▸ Problem to work on:
Repeat all the material exactly; pictures stay out of your copy.

--- Begin Data provided ---

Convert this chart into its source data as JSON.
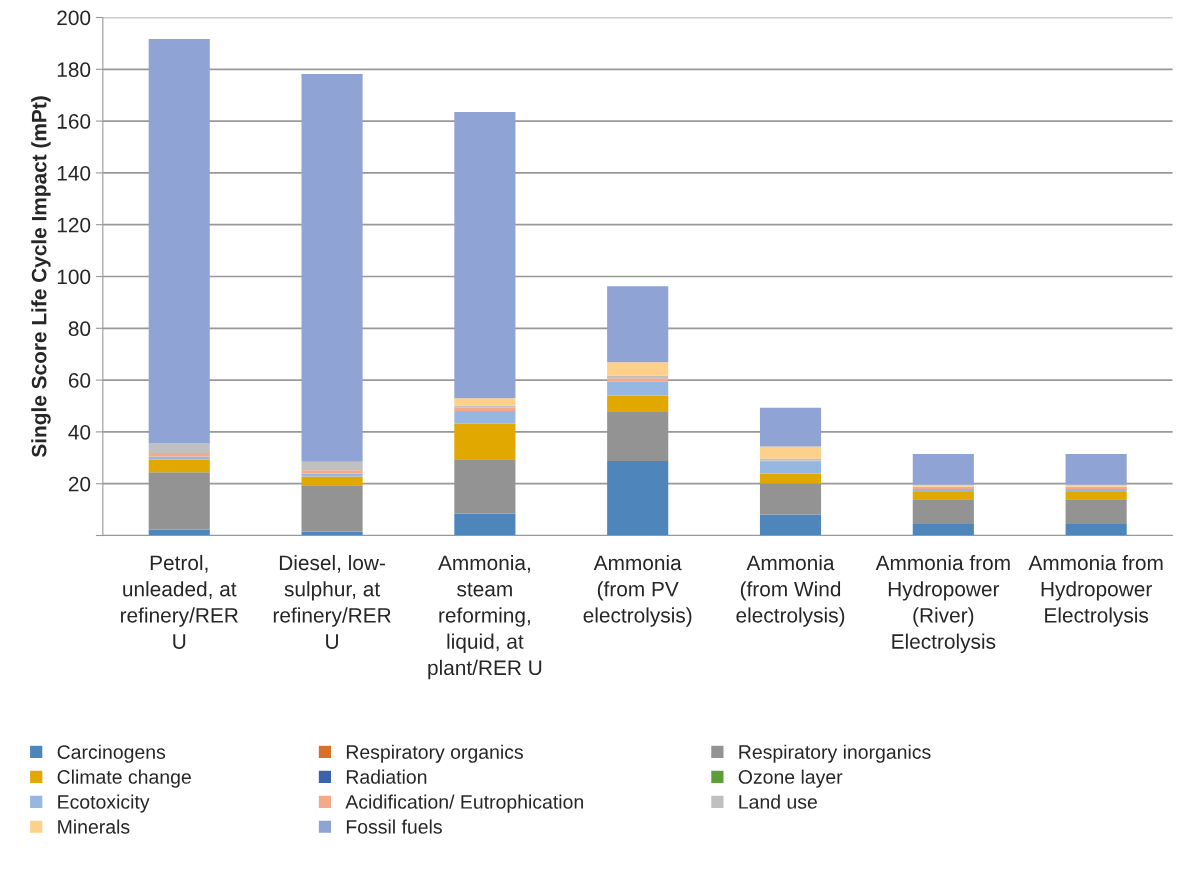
{
  "chart_data": {
    "type": "bar",
    "stacked": true,
    "ylabel": "Single Score Life Cycle Impact (mPt)",
    "categories": [
      "Petrol, unleaded, at refinery/RER U",
      "Diesel, low-sulphur, at refinery/RER U",
      "Ammonia, steam reforming, liquid, at plant/RER U",
      "Ammonia (from PV electrolysis)",
      "Ammonia (from Wind electrolysis)",
      "Ammonia from Hydropower (River) Electrolysis",
      "Ammonia from Hydropower Electrolysis"
    ],
    "series": [
      {
        "name": "Carcinogens",
        "color": "#4e86bb",
        "values": [
          2.3,
          1.5,
          8.5,
          28.8,
          8.1,
          4.4,
          4.4
        ]
      },
      {
        "name": "Respiratory organics",
        "color": "#d8702a",
        "values": [
          0,
          0,
          0,
          0,
          0,
          0,
          0
        ]
      },
      {
        "name": "Respiratory inorganics",
        "color": "#939393",
        "values": [
          22.1,
          17.9,
          20.9,
          18.9,
          12.0,
          9.6,
          9.6
        ]
      },
      {
        "name": "Climate change",
        "color": "#e0a800",
        "values": [
          4.8,
          3.4,
          13.7,
          6.4,
          3.8,
          2.8,
          2.8
        ]
      },
      {
        "name": "Radiation",
        "color": "#3b62ad",
        "values": [
          0,
          0,
          0,
          0,
          0,
          0,
          0
        ]
      },
      {
        "name": "Ozone layer",
        "color": "#5e9e3a",
        "values": [
          0,
          0,
          0,
          0,
          0,
          0,
          0
        ]
      },
      {
        "name": "Ecotoxicity",
        "color": "#96b8e0",
        "values": [
          1.3,
          1.1,
          5.0,
          5.5,
          4.5,
          1.2,
          1.2
        ]
      },
      {
        "name": "Acidification/ Eutrophication",
        "color": "#f4a98a",
        "values": [
          1.4,
          1.3,
          1.2,
          1.1,
          0.5,
          0.8,
          0.8
        ]
      },
      {
        "name": "Land use",
        "color": "#c0c0c0",
        "values": [
          3.6,
          3.3,
          0.8,
          1.0,
          0.8,
          null,
          null
        ]
      },
      {
        "name": "Minerals",
        "color": "#ffd08a",
        "values": [
          0,
          0,
          2.9,
          5.2,
          4.7,
          0.8,
          0.8
        ]
      },
      {
        "name": "Fossil fuels",
        "color": "#8fa3d4",
        "values": [
          156.2,
          149.7,
          110.5,
          29.3,
          14.9,
          11.9,
          11.9
        ]
      }
    ],
    "ylim": [
      0,
      200
    ],
    "yticks": [
      {
        "value": 0,
        "label": null
      },
      20,
      40,
      60,
      80,
      100,
      120,
      140,
      160,
      180,
      200
    ],
    "grid": "y",
    "legend": "bottom"
  }
}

--- End Data provided ---

▸ Task solution:
Convert this chart into its source data as JSON.
{
  "chart_data": {
    "type": "bar",
    "stacked": true,
    "ylabel": "Single Score Life Cycle Impact (mPt)",
    "categories": [
      "Petrol, unleaded, at refinery/RER U",
      "Diesel, low-sulphur, at refinery/RER U",
      "Ammonia, steam reforming, liquid, at plant/RER U",
      "Ammonia (from PV electrolysis)",
      "Ammonia (from Wind electrolysis)",
      "Ammonia from Hydropower (River) Electrolysis",
      "Ammonia from Hydropower Electrolysis"
    ],
    "series": [
      {
        "name": "Carcinogens",
        "color": "#4e86bb",
        "values": [
          2.3,
          1.5,
          8.5,
          28.8,
          8.1,
          4.4,
          4.4
        ]
      },
      {
        "name": "Respiratory organics",
        "color": "#d8702a",
        "values": [
          0,
          0,
          0,
          0,
          0,
          0,
          0
        ]
      },
      {
        "name": "Respiratory inorganics",
        "color": "#939393",
        "values": [
          22.1,
          17.9,
          20.9,
          18.9,
          12.0,
          9.6,
          9.6
        ]
      },
      {
        "name": "Climate change",
        "color": "#e0a800",
        "values": [
          4.8,
          3.4,
          13.7,
          6.4,
          3.8,
          2.8,
          2.8
        ]
      },
      {
        "name": "Radiation",
        "color": "#3b62ad",
        "values": [
          0,
          0,
          0,
          0,
          0,
          0,
          0
        ]
      },
      {
        "name": "Ozone layer",
        "color": "#5e9e3a",
        "values": [
          0,
          0,
          0,
          0,
          0,
          0,
          0
        ]
      },
      {
        "name": "Ecotoxicity",
        "color": "#96b8e0",
        "values": [
          1.3,
          1.1,
          5.0,
          5.5,
          4.5,
          1.2,
          1.2
        ]
      },
      {
        "name": "Acidification/ Eutrophication",
        "color": "#f4a98a",
        "values": [
          1.4,
          1.3,
          1.2,
          1.1,
          0.5,
          0.8,
          0.8
        ]
      },
      {
        "name": "Land use",
        "color": "#c0c0c0",
        "values": [
          3.6,
          3.3,
          0.8,
          1.0,
          0.8,
          null,
          null
        ]
      },
      {
        "name": "Minerals",
        "color": "#ffd08a",
        "values": [
          0,
          0,
          2.9,
          5.2,
          4.7,
          0.8,
          0.8
        ]
      },
      {
        "name": "Fossil fuels",
        "color": "#8fa3d4",
        "values": [
          156.2,
          149.7,
          110.5,
          29.3,
          14.9,
          11.9,
          11.9
        ]
      }
    ],
    "ylim": [
      0,
      200
    ],
    "yticks": [
      {
        "value": 0,
        "label": null
      },
      20,
      40,
      60,
      80,
      100,
      120,
      140,
      160,
      180,
      200
    ],
    "grid": "y",
    "legend": "bottom"
  }
}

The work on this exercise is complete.